(Element placement data)

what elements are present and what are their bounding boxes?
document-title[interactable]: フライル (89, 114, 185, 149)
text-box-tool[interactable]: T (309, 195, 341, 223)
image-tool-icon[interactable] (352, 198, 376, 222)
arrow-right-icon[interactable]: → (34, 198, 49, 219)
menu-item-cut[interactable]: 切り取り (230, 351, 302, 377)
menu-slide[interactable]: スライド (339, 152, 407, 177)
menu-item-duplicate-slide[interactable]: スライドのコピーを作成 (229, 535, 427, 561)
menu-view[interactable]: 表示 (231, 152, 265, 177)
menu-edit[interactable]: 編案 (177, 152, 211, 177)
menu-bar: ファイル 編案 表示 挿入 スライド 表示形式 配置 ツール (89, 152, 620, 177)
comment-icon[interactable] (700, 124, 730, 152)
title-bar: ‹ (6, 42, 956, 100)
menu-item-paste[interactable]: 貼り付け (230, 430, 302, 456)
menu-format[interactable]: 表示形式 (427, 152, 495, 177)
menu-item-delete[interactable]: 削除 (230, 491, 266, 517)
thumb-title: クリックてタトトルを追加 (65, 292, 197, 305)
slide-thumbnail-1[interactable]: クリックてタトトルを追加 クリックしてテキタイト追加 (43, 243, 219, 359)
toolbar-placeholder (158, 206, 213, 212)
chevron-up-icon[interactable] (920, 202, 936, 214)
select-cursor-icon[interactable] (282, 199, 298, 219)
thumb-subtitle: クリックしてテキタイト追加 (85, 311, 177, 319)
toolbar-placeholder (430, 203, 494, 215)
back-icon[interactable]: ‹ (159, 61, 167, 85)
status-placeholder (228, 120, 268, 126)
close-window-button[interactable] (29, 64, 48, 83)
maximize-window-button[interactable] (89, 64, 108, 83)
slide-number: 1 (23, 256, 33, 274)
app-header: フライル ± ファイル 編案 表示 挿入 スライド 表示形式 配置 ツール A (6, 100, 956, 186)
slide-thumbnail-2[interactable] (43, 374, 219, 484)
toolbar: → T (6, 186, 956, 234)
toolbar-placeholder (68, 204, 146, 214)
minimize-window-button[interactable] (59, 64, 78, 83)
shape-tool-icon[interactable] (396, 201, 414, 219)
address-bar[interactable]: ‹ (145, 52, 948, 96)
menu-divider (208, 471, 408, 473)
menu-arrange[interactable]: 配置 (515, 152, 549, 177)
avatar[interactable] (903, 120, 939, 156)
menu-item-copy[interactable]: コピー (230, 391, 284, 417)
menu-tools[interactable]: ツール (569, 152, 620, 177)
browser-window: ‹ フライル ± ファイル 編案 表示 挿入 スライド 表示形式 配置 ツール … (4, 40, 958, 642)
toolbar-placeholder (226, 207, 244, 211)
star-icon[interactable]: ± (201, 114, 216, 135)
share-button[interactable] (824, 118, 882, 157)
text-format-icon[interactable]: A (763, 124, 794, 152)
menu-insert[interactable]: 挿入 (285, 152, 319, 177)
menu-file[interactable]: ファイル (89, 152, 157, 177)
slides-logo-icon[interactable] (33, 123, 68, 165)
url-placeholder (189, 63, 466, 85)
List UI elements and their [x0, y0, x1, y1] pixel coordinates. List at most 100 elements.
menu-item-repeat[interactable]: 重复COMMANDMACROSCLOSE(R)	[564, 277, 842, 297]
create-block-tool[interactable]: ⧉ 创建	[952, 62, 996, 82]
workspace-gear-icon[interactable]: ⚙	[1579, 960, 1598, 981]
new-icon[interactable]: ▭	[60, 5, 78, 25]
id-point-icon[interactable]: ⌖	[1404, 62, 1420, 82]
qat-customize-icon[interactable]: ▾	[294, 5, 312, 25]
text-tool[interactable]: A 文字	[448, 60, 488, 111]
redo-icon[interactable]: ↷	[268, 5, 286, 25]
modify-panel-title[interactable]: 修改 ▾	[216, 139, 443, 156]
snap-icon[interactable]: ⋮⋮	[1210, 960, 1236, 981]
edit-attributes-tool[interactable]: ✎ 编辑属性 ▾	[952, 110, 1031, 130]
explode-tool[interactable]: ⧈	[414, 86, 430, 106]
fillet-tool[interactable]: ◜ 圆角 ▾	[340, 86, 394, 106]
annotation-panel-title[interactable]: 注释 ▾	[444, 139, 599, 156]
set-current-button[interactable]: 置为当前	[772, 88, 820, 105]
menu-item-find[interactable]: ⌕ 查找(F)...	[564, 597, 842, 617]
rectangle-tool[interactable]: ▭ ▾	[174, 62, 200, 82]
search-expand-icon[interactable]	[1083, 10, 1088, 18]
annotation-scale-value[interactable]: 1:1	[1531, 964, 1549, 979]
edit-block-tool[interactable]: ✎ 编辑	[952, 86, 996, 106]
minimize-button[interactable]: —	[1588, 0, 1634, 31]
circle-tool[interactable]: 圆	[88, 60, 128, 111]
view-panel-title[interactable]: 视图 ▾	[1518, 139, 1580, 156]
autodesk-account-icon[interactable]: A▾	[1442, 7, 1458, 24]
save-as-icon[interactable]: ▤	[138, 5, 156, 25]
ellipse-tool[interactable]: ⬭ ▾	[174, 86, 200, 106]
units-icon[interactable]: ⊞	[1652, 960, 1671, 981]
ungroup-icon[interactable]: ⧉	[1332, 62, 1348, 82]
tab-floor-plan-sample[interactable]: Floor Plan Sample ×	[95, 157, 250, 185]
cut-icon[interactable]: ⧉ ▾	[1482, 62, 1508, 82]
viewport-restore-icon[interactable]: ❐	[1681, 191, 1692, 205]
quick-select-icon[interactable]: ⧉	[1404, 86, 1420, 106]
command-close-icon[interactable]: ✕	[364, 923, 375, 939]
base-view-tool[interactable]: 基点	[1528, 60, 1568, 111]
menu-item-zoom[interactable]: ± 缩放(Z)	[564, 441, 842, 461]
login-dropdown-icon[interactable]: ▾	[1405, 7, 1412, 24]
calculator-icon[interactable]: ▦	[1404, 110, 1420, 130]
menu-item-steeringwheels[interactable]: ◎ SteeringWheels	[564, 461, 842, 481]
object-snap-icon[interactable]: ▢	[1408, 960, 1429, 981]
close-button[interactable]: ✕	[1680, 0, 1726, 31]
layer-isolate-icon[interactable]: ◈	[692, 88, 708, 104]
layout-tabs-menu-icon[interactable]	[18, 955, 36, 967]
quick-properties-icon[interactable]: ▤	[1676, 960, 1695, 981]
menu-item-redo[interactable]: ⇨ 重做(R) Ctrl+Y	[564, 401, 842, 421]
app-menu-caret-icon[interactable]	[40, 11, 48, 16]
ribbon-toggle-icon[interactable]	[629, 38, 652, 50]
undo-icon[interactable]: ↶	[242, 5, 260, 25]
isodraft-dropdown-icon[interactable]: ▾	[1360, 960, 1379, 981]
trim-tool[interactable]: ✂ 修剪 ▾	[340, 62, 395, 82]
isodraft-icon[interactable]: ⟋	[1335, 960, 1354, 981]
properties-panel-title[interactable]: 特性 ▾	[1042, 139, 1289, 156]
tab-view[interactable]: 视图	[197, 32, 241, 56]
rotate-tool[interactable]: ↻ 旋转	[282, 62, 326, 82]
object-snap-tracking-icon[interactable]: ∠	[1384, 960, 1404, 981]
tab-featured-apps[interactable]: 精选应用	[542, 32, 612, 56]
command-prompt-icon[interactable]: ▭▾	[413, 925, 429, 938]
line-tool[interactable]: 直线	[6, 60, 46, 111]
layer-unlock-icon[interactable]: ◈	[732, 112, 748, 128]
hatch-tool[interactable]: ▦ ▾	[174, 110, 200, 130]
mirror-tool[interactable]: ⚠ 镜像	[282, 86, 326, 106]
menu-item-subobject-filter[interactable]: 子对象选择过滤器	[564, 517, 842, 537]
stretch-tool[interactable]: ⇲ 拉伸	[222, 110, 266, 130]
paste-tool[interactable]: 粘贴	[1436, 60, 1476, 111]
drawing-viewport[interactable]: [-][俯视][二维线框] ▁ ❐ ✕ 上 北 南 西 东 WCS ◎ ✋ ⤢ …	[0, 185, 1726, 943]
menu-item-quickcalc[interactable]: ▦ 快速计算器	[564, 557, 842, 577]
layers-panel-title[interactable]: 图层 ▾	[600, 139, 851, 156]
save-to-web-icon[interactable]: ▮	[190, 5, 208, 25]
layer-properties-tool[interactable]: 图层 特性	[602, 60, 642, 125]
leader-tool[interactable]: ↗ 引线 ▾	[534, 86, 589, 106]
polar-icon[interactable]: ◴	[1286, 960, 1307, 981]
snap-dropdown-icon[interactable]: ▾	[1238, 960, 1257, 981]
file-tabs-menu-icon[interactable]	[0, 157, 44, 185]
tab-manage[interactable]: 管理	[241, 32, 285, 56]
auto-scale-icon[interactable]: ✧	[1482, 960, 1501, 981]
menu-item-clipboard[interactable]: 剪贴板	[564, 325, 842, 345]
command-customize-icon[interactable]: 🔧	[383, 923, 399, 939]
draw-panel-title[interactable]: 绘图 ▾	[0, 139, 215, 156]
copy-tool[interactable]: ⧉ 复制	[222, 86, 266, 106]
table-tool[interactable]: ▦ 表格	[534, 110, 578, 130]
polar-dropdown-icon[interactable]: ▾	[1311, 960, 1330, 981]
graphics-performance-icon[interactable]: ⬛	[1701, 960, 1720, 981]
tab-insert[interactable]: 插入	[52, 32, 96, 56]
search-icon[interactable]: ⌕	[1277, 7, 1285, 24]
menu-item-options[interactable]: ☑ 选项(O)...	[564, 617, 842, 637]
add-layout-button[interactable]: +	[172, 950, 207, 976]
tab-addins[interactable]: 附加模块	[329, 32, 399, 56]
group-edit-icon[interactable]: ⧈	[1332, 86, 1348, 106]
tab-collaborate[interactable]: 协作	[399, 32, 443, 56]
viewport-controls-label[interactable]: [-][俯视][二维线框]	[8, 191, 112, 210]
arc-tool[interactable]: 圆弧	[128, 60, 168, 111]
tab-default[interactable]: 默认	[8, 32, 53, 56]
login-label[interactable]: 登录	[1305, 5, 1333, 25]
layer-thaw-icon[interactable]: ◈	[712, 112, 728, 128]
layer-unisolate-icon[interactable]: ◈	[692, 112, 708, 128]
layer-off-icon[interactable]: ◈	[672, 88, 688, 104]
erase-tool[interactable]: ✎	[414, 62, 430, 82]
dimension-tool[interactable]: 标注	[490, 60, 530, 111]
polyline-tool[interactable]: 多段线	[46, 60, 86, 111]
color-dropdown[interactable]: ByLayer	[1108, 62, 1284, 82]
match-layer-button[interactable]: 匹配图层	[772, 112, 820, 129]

REQUIRED TASK:
Edit the items from the start through the line with "menu-slide[interactable]: スライド (339, 152, 407, 177)": replace "text-box-tool" with "text-tool" and keep every other part of those lines the same.

FULL RESPONSE:
what elements are present and what are their bounding boxes?
document-title[interactable]: フライル (89, 114, 185, 149)
text-tool[interactable]: T (309, 195, 341, 223)
image-tool-icon[interactable] (352, 198, 376, 222)
arrow-right-icon[interactable]: → (34, 198, 49, 219)
menu-item-cut[interactable]: 切り取り (230, 351, 302, 377)
menu-slide[interactable]: スライド (339, 152, 407, 177)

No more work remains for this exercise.